Records contained in a dataset:
::::

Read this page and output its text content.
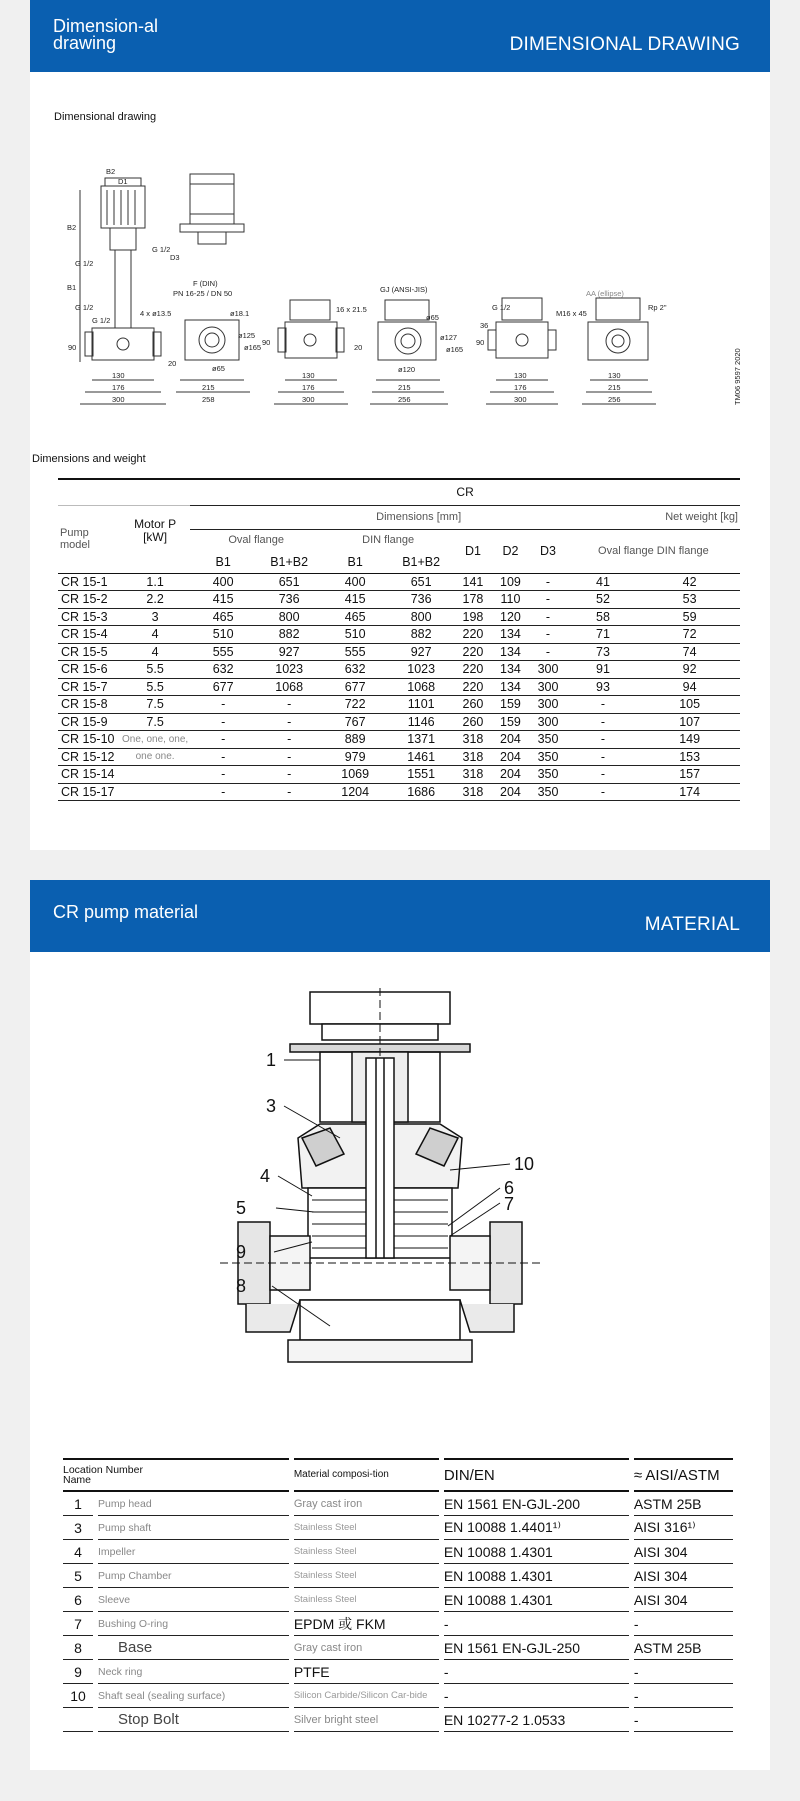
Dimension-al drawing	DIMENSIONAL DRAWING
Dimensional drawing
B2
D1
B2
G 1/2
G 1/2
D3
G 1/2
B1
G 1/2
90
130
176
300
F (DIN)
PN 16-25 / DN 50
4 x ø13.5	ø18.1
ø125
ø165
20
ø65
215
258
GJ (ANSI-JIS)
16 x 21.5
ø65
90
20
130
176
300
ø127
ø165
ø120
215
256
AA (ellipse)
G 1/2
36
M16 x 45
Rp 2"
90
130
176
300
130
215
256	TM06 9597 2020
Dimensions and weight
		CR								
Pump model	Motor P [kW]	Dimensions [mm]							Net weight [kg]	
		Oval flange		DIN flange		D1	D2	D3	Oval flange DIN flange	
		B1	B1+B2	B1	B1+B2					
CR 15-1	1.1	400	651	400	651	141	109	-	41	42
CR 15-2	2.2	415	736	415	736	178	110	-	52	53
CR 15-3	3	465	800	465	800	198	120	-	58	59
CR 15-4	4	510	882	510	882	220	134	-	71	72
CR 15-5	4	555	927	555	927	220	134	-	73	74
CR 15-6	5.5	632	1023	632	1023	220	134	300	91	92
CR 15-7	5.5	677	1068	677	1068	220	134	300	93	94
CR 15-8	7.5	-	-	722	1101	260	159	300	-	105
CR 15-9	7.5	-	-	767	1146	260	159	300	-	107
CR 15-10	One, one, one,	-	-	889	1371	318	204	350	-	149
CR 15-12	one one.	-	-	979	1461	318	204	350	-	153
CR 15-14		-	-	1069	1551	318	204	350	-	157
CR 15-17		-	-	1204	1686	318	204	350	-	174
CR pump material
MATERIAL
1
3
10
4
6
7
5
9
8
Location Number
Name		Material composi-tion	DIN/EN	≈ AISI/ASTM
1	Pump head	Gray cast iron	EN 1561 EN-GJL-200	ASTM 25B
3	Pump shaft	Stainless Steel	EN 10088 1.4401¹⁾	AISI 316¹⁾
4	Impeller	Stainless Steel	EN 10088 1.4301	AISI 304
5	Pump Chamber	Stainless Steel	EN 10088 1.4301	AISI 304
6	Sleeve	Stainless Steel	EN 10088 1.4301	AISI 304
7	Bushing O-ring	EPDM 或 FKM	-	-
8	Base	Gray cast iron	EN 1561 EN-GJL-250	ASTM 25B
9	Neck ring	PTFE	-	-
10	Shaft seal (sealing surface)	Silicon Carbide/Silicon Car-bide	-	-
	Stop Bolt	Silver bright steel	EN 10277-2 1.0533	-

::::

Reproduce each line from the records that contains the word "Stainless".

3	Pump shaft	Stainless Steel	EN 10088 1.4401¹⁾	AISI 316¹⁾
4	Impeller	Stainless Steel	EN 10088 1.4301	AISI 304
5	Pump Chamber	Stainless Steel	EN 10088 1.4301	AISI 304
6	Sleeve	Stainless Steel	EN 10088 1.4301	AISI 304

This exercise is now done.